The problem = Please restate the records below word for word, leaving out every picture.

[Saved entries]

+++

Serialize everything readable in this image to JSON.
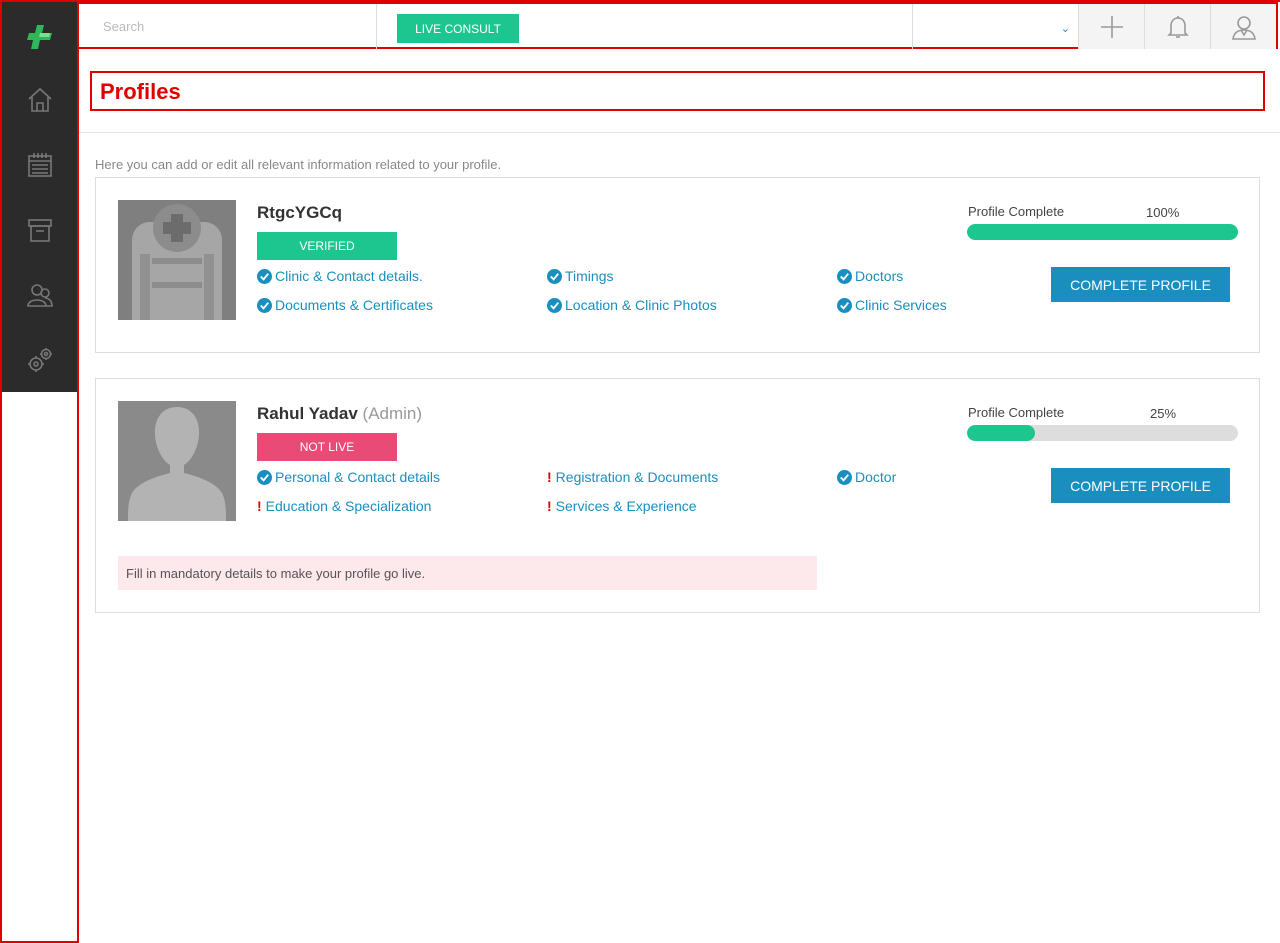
{
  "colors": {
    "accent_green": "#1ec68f",
    "accent_blue": "#1a8fbf",
    "alert_pink": "#e94a76",
    "highlight_red": "#e00000",
    "sidebar_bg": "#2b2b2b"
  },
  "topbar": {
    "search_placeholder": "Search",
    "live_consult_label": "LIVE CONSULT",
    "dropdown_value": "",
    "icons": [
      "plus-icon",
      "bell-icon",
      "user-icon"
    ]
  },
  "sidebar": {
    "items": [
      {
        "icon": "home-icon"
      },
      {
        "icon": "calendar-icon"
      },
      {
        "icon": "archive-icon"
      },
      {
        "icon": "patients-icon"
      },
      {
        "icon": "settings-icon"
      }
    ]
  },
  "page": {
    "title": "Profiles",
    "intro": "Here you can add or edit all relevant information related to your profile."
  },
  "profiles": [
    {
      "name": "RtgcYGCq",
      "role": "",
      "status": "VERIFIED",
      "progress_label": "Profile Complete",
      "progress_text": "100%",
      "progress_value": 1.0,
      "cta": "COMPLETE PROFILE",
      "items": [
        {
          "label": "Clinic & Contact details.",
          "state": "done"
        },
        {
          "label": "Timings",
          "state": "done"
        },
        {
          "label": "Doctors",
          "state": "done"
        },
        {
          "label": "Documents & Certificates",
          "state": "done"
        },
        {
          "label": "Location & Clinic Photos",
          "state": "done"
        },
        {
          "label": "Clinic Services",
          "state": "done"
        }
      ]
    },
    {
      "name": "Rahul Yadav",
      "role": "(Admin)",
      "status": "NOT LIVE",
      "progress_label": "Profile Complete",
      "progress_text": "25%",
      "progress_value": 0.25,
      "cta": "COMPLETE PROFILE",
      "warn_mark": "!",
      "items": [
        {
          "label": "Personal & Contact details",
          "state": "done"
        },
        {
          "label": "Registration & Documents",
          "state": "missing"
        },
        {
          "label": "Doctor",
          "state": "done"
        },
        {
          "label": "Education & Specialization",
          "state": "missing"
        },
        {
          "label": "Services & Experience",
          "state": "missing"
        }
      ],
      "alert": "Fill in mandatory details to make your profile go live."
    }
  ]
}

+++

Response to this exercise =
Serialize everything readable in this image to JSON.
{
  "colors": {
    "accent_green": "#1ec68f",
    "accent_blue": "#1a8fbf",
    "alert_pink": "#e94a76",
    "highlight_red": "#e00000",
    "sidebar_bg": "#2b2b2b"
  },
  "topbar": {
    "search_placeholder": "Search",
    "live_consult_label": "LIVE CONSULT",
    "dropdown_value": "",
    "icons": [
      "plus-icon",
      "bell-icon",
      "user-icon"
    ]
  },
  "sidebar": {
    "items": [
      {
        "icon": "home-icon"
      },
      {
        "icon": "calendar-icon"
      },
      {
        "icon": "archive-icon"
      },
      {
        "icon": "patients-icon"
      },
      {
        "icon": "settings-icon"
      }
    ]
  },
  "page": {
    "title": "Profiles",
    "intro": "Here you can add or edit all relevant information related to your profile."
  },
  "profiles": [
    {
      "name": "RtgcYGCq",
      "role": "",
      "status": "VERIFIED",
      "progress_label": "Profile Complete",
      "progress_text": "100%",
      "progress_value": 1.0,
      "cta": "COMPLETE PROFILE",
      "items": [
        {
          "label": "Clinic & Contact details.",
          "state": "done"
        },
        {
          "label": "Timings",
          "state": "done"
        },
        {
          "label": "Doctors",
          "state": "done"
        },
        {
          "label": "Documents & Certificates",
          "state": "done"
        },
        {
          "label": "Location & Clinic Photos",
          "state": "done"
        },
        {
          "label": "Clinic Services",
          "state": "done"
        }
      ]
    },
    {
      "name": "Rahul Yadav",
      "role": "(Admin)",
      "status": "NOT LIVE",
      "progress_label": "Profile Complete",
      "progress_text": "25%",
      "progress_value": 0.25,
      "cta": "COMPLETE PROFILE",
      "warn_mark": "!",
      "items": [
        {
          "label": "Personal & Contact details",
          "state": "done"
        },
        {
          "label": "Registration & Documents",
          "state": "missing"
        },
        {
          "label": "Doctor",
          "state": "done"
        },
        {
          "label": "Education & Specialization",
          "state": "missing"
        },
        {
          "label": "Services & Experience",
          "state": "missing"
        }
      ],
      "alert": "Fill in mandatory details to make your profile go live."
    }
  ]
}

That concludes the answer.